═════ INPUT FOR THIS TASK ═════
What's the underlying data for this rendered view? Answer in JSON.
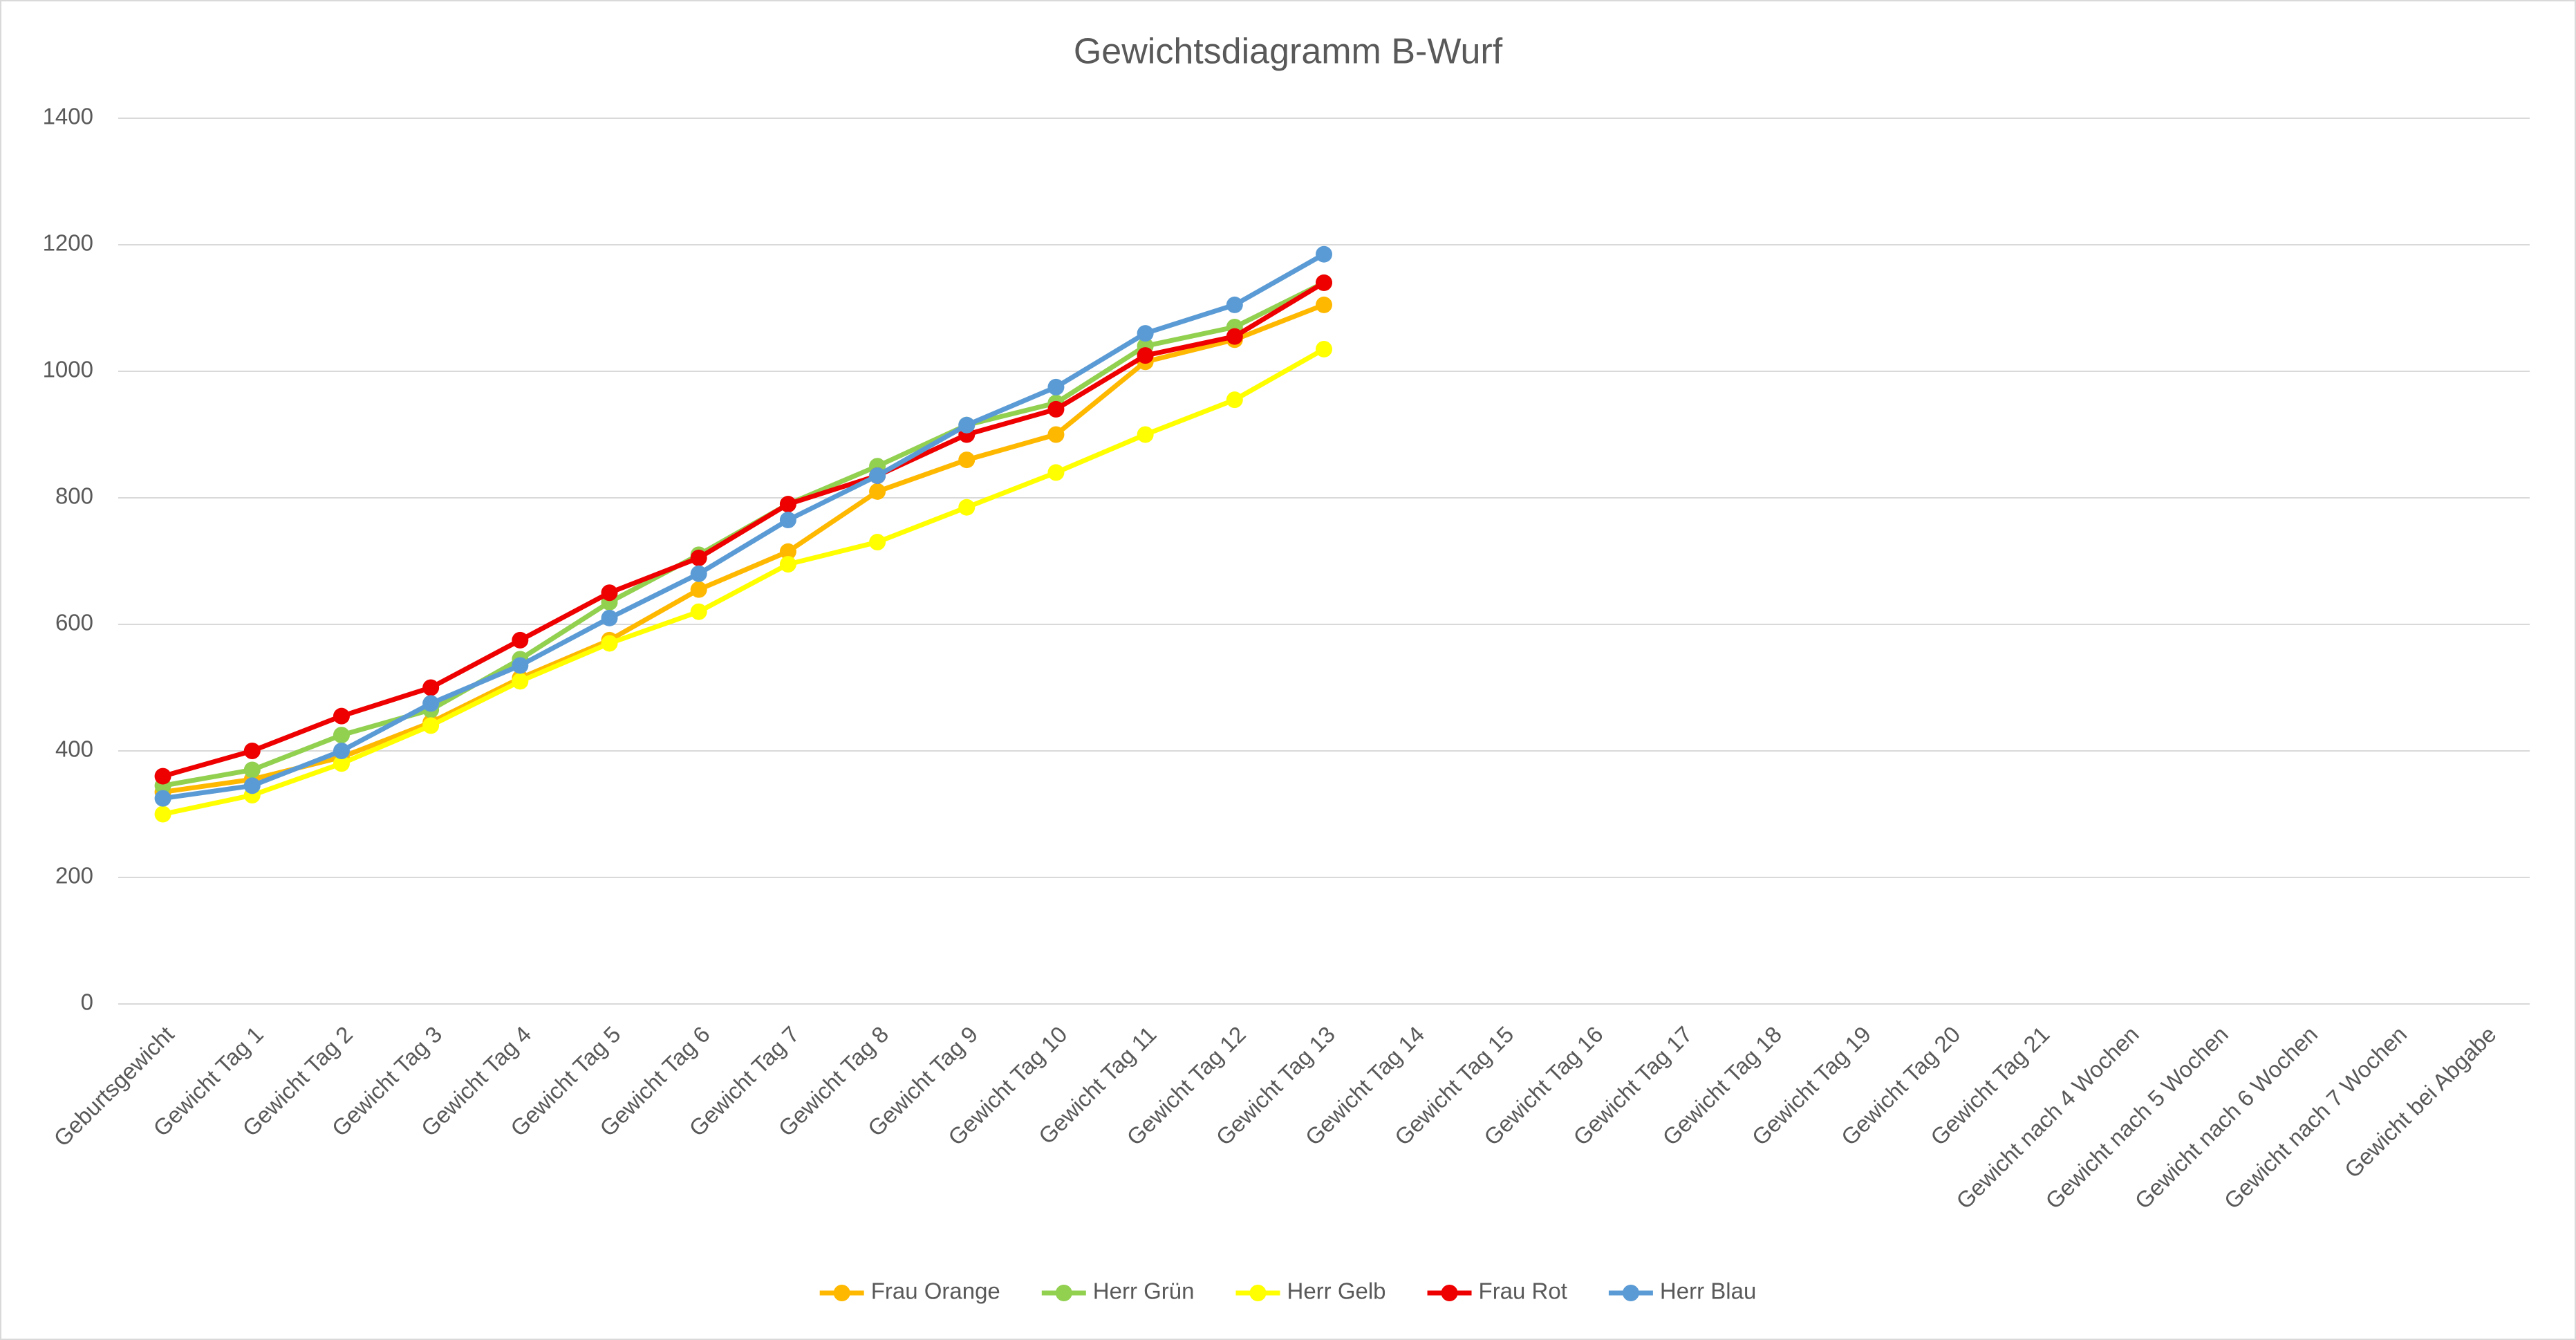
{
  "chart_data": {
    "type": "line",
    "title": "Gewichtsdiagramm B-Wurf",
    "categories": [
      "Geburtsgewicht",
      "Gewicht Tag 1",
      "Gewicht Tag 2",
      "Gewicht Tag 3",
      "Gewicht Tag 4",
      "Gewicht Tag 5",
      "Gewicht Tag 6",
      "Gewicht Tag 7",
      "Gewicht Tag 8",
      "Gewicht Tag 9",
      "Gewicht Tag 10",
      "Gewicht Tag 11",
      "Gewicht Tag 12",
      "Gewicht Tag 13",
      "Gewicht Tag 14",
      "Gewicht Tag 15",
      "Gewicht Tag 16",
      "Gewicht Tag 17",
      "Gewicht Tag 18",
      "Gewicht Tag 19",
      "Gewicht Tag 20",
      "Gewicht Tag 21",
      "Gewicht nach 4 Wochen",
      "Gewicht nach 5 Wochen",
      "Gewicht nach 6 Wochen",
      "Gewicht nach 7 Wochen",
      "Gewicht bei Abgabe"
    ],
    "series": [
      {
        "name": "Frau Orange",
        "color": "#ffb800",
        "values": [
          335,
          355,
          390,
          445,
          515,
          575,
          655,
          715,
          810,
          860,
          900,
          1015,
          1050,
          1105,
          null,
          null,
          null,
          null,
          null,
          null,
          null,
          null,
          null,
          null,
          null,
          null,
          null
        ]
      },
      {
        "name": "Herr Grün",
        "color": "#92d050",
        "values": [
          345,
          370,
          425,
          465,
          545,
          635,
          710,
          790,
          850,
          915,
          950,
          1040,
          1070,
          1140,
          null,
          null,
          null,
          null,
          null,
          null,
          null,
          null,
          null,
          null,
          null,
          null,
          null
        ]
      },
      {
        "name": "Herr Gelb",
        "color": "#ffff00",
        "values": [
          300,
          330,
          380,
          440,
          510,
          570,
          620,
          695,
          730,
          785,
          840,
          900,
          955,
          1035,
          null,
          null,
          null,
          null,
          null,
          null,
          null,
          null,
          null,
          null,
          null,
          null,
          null
        ]
      },
      {
        "name": "Frau Rot",
        "color": "#ee0000",
        "values": [
          360,
          400,
          455,
          500,
          575,
          650,
          705,
          790,
          835,
          900,
          940,
          1025,
          1055,
          1140,
          null,
          null,
          null,
          null,
          null,
          null,
          null,
          null,
          null,
          null,
          null,
          null,
          null
        ]
      },
      {
        "name": "Herr Blau",
        "color": "#5b9bd5",
        "values": [
          325,
          345,
          400,
          475,
          535,
          610,
          680,
          765,
          835,
          915,
          975,
          1060,
          1105,
          1185,
          null,
          null,
          null,
          null,
          null,
          null,
          null,
          null,
          null,
          null,
          null,
          null,
          null
        ]
      }
    ],
    "ylim": [
      0,
      1400
    ],
    "yticks": [
      0,
      200,
      400,
      600,
      800,
      1000,
      1200,
      1400
    ],
    "grid": true,
    "legend": "bottom"
  }
}
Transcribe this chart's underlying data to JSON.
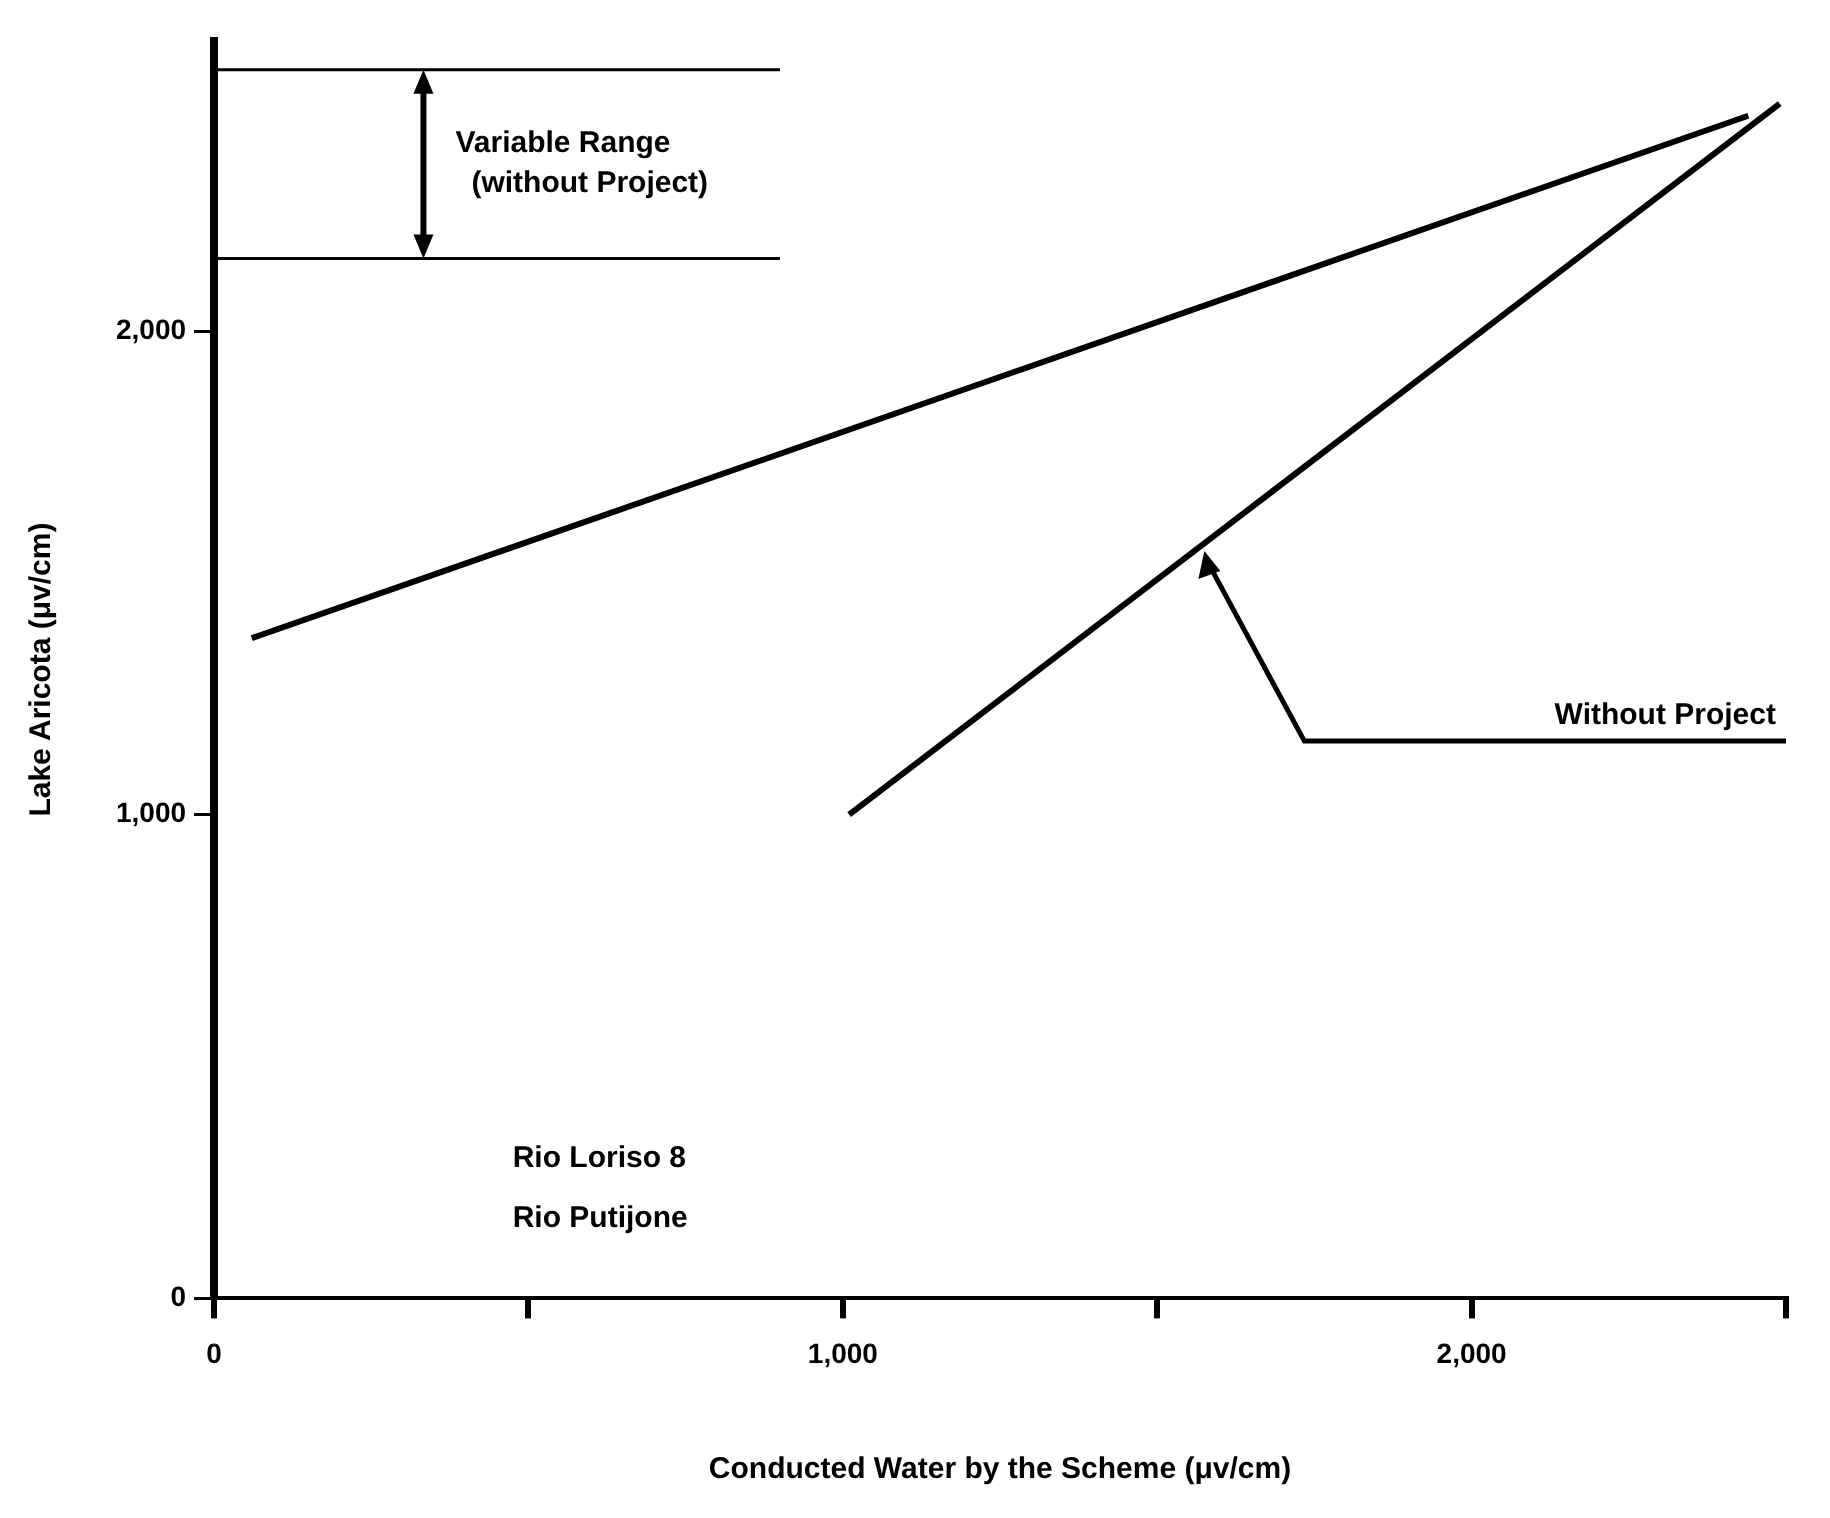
{
  "chart_data": {
    "type": "line",
    "xlabel": "Conducted Water by the Scheme (μv/cm)",
    "ylabel": "Lake Aricota (μv/cm)",
    "xlim": [
      0,
      2500
    ],
    "xticks": [
      0,
      {
        "value": 500,
        "label": null
      },
      {
        "value": 1000,
        "label": "1,000"
      },
      {
        "value": 1500,
        "label": null
      },
      {
        "value": 2000,
        "label": "2,000"
      },
      {
        "value": 2500,
        "label": null
      }
    ],
    "ylim": [
      0,
      2600
    ],
    "yticks": [
      0,
      {
        "value": 1000,
        "label": "1,000"
      },
      {
        "value": 2000,
        "label": "2,000"
      }
    ],
    "series": [
      {
        "color": "#000000",
        "x": [
          60,
          2440
        ],
        "values": [
          1365,
          2445
        ]
      },
      {
        "color": "#000000",
        "x": [
          1010,
          2490
        ],
        "values": [
          1000,
          2470
        ]
      }
    ],
    "ref_lines": [
      {
        "axis": "y",
        "value": 2540,
        "label": "Variable Range (without Project)"
      },
      {
        "axis": "y",
        "value": 2150
      }
    ],
    "annotations": [
      {
        "text": "Without Project",
        "x": 1575,
        "y": 1545
      },
      "Rio Loriso 8",
      "Rio Putijone"
    ],
    "grid": false,
    "legend": false,
    "marker": "none",
    "line_style": "solid"
  }
}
═════
* [JOB]: Reproduce the material in its entirety and word for word, without the pictures.

* [EXERCISE SOLUTION]:
What's the underlying data for this rendered view? Answer in JSON.
{
  "chart_data": {
    "type": "line",
    "title": "Gewichtsdiagramm B-Wurf",
    "categories": [
      "Geburtsgewicht",
      "Gewicht Tag 1",
      "Gewicht Tag 2",
      "Gewicht Tag 3",
      "Gewicht Tag 4",
      "Gewicht Tag 5",
      "Gewicht Tag 6",
      "Gewicht Tag 7",
      "Gewicht Tag 8",
      "Gewicht Tag 9",
      "Gewicht Tag 10",
      "Gewicht Tag 11",
      "Gewicht Tag 12",
      "Gewicht Tag 13",
      "Gewicht Tag 14",
      "Gewicht Tag 15",
      "Gewicht Tag 16",
      "Gewicht Tag 17",
      "Gewicht Tag 18",
      "Gewicht Tag 19",
      "Gewicht Tag 20",
      "Gewicht Tag 21",
      "Gewicht nach 4 Wochen",
      "Gewicht nach 5 Wochen",
      "Gewicht nach 6 Wochen",
      "Gewicht nach 7 Wochen",
      "Gewicht bei Abgabe"
    ],
    "series": [
      {
        "name": "Frau Orange",
        "color": "#ffb800",
        "values": [
          335,
          355,
          390,
          445,
          515,
          575,
          655,
          715,
          810,
          860,
          900,
          1015,
          1050,
          1105,
          null,
          null,
          null,
          null,
          null,
          null,
          null,
          null,
          null,
          null,
          null,
          null,
          null
        ]
      },
      {
        "name": "Herr Grün",
        "color": "#92d050",
        "values": [
          345,
          370,
          425,
          465,
          545,
          635,
          710,
          790,
          850,
          915,
          950,
          1040,
          1070,
          1140,
          null,
          null,
          null,
          null,
          null,
          null,
          null,
          null,
          null,
          null,
          null,
          null,
          null
        ]
      },
      {
        "name": "Herr Gelb",
        "color": "#ffff00",
        "values": [
          300,
          330,
          380,
          440,
          510,
          570,
          620,
          695,
          730,
          785,
          840,
          900,
          955,
          1035,
          null,
          null,
          null,
          null,
          null,
          null,
          null,
          null,
          null,
          null,
          null,
          null,
          null
        ]
      },
      {
        "name": "Frau Rot",
        "color": "#ee0000",
        "values": [
          360,
          400,
          455,
          500,
          575,
          650,
          705,
          790,
          835,
          900,
          940,
          1025,
          1055,
          1140,
          null,
          null,
          null,
          null,
          null,
          null,
          null,
          null,
          null,
          null,
          null,
          null,
          null
        ]
      },
      {
        "name": "Herr Blau",
        "color": "#5b9bd5",
        "values": [
          325,
          345,
          400,
          475,
          535,
          610,
          680,
          765,
          835,
          915,
          975,
          1060,
          1105,
          1185,
          null,
          null,
          null,
          null,
          null,
          null,
          null,
          null,
          null,
          null,
          null,
          null,
          null
        ]
      }
    ],
    "ylim": [
      0,
      1400
    ],
    "yticks": [
      0,
      200,
      400,
      600,
      800,
      1000,
      1200,
      1400
    ],
    "grid": true,
    "legend": "bottom"
  }
}
Transcribe this chart's underlying data to JSON.
{
  "chart_data": {
    "type": "line",
    "xlabel": "Conducted Water by the Scheme (μv/cm)",
    "ylabel": "Lake Aricota (μv/cm)",
    "xlim": [
      0,
      2500
    ],
    "xticks": [
      0,
      {
        "value": 500,
        "label": null
      },
      {
        "value": 1000,
        "label": "1,000"
      },
      {
        "value": 1500,
        "label": null
      },
      {
        "value": 2000,
        "label": "2,000"
      },
      {
        "value": 2500,
        "label": null
      }
    ],
    "ylim": [
      0,
      2600
    ],
    "yticks": [
      0,
      {
        "value": 1000,
        "label": "1,000"
      },
      {
        "value": 2000,
        "label": "2,000"
      }
    ],
    "series": [
      {
        "color": "#000000",
        "x": [
          60,
          2440
        ],
        "values": [
          1365,
          2445
        ]
      },
      {
        "color": "#000000",
        "x": [
          1010,
          2490
        ],
        "values": [
          1000,
          2470
        ]
      }
    ],
    "ref_lines": [
      {
        "axis": "y",
        "value": 2540,
        "label": "Variable Range (without Project)"
      },
      {
        "axis": "y",
        "value": 2150
      }
    ],
    "annotations": [
      {
        "text": "Without Project",
        "x": 1575,
        "y": 1545
      },
      "Rio Loriso 8",
      "Rio Putijone"
    ],
    "grid": false,
    "legend": false,
    "marker": "none",
    "line_style": "solid"
  }
}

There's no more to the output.